** Required work **
Print all entries precisely as they are written.

** Records **
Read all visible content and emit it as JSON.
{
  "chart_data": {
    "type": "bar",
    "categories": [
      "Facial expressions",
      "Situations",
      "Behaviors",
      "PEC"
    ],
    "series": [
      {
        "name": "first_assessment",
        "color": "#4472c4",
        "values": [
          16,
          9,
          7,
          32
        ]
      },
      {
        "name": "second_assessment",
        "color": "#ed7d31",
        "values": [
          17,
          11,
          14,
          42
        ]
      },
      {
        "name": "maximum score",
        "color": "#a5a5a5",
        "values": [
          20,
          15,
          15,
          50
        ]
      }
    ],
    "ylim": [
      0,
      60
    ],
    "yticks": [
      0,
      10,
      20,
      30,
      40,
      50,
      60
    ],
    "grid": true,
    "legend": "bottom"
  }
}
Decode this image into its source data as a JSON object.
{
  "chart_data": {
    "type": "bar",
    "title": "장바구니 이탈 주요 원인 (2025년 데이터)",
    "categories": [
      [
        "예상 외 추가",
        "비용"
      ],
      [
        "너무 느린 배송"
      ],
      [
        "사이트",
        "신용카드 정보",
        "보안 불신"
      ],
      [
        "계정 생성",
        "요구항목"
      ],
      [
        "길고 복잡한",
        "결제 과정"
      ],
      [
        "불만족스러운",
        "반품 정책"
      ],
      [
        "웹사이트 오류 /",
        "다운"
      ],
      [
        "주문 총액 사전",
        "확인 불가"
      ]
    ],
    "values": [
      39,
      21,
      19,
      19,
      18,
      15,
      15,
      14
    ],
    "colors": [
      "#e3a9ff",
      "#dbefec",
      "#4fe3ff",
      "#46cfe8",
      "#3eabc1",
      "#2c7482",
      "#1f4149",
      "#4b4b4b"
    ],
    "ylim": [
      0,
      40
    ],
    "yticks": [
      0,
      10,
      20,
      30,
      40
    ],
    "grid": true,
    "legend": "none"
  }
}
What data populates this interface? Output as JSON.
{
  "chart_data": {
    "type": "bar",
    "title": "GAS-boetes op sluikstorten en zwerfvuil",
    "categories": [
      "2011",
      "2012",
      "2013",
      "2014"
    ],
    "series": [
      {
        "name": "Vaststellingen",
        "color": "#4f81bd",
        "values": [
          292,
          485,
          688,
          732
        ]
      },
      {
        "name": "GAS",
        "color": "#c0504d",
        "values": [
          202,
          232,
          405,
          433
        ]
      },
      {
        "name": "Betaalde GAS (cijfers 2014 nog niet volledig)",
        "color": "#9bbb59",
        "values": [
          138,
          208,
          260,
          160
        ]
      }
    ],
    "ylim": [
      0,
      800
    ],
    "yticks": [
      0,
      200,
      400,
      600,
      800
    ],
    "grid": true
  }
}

** Result **
Read all visible content and emit it as JSON.
{
  "chart_data": {
    "type": "bar",
    "categories": [
      "Facial expressions",
      "Situations",
      "Behaviors",
      "PEC"
    ],
    "series": [
      {
        "name": "first_assessment",
        "color": "#4472c4",
        "values": [
          16,
          9,
          7,
          32
        ]
      },
      {
        "name": "second_assessment",
        "color": "#ed7d31",
        "values": [
          17,
          11,
          14,
          42
        ]
      },
      {
        "name": "maximum score",
        "color": "#a5a5a5",
        "values": [
          20,
          15,
          15,
          50
        ]
      }
    ],
    "ylim": [
      0,
      60
    ],
    "yticks": [
      0,
      10,
      20,
      30,
      40,
      50,
      60
    ],
    "grid": true,
    "legend": "bottom"
  }
}
Decode this image into its source data as a JSON object.
{
  "chart_data": {
    "type": "bar",
    "title": "장바구니 이탈 주요 원인 (2025년 데이터)",
    "categories": [
      [
        "예상 외 추가",
        "비용"
      ],
      [
        "너무 느린 배송"
      ],
      [
        "사이트",
        "신용카드 정보",
        "보안 불신"
      ],
      [
        "계정 생성",
        "요구항목"
      ],
      [
        "길고 복잡한",
        "결제 과정"
      ],
      [
        "불만족스러운",
        "반품 정책"
      ],
      [
        "웹사이트 오류 /",
        "다운"
      ],
      [
        "주문 총액 사전",
        "확인 불가"
      ]
    ],
    "values": [
      39,
      21,
      19,
      19,
      18,
      15,
      15,
      14
    ],
    "colors": [
      "#e3a9ff",
      "#dbefec",
      "#4fe3ff",
      "#46cfe8",
      "#3eabc1",
      "#2c7482",
      "#1f4149",
      "#4b4b4b"
    ],
    "ylim": [
      0,
      40
    ],
    "yticks": [
      0,
      10,
      20,
      30,
      40
    ],
    "grid": true,
    "legend": "none"
  }
}
What data populates this interface? Output as JSON.
{
  "chart_data": {
    "type": "bar",
    "title": "GAS-boetes op sluikstorten en zwerfvuil",
    "categories": [
      "2011",
      "2012",
      "2013",
      "2014"
    ],
    "series": [
      {
        "name": "Vaststellingen",
        "color": "#4f81bd",
        "values": [
          292,
          485,
          688,
          732
        ]
      },
      {
        "name": "GAS",
        "color": "#c0504d",
        "values": [
          202,
          232,
          405,
          433
        ]
      },
      {
        "name": "Betaalde GAS (cijfers 2014 nog niet volledig)",
        "color": "#9bbb59",
        "values": [
          138,
          208,
          260,
          160
        ]
      }
    ],
    "ylim": [
      0,
      800
    ],
    "yticks": [
      0,
      200,
      400,
      600,
      800
    ],
    "grid": true
  }
}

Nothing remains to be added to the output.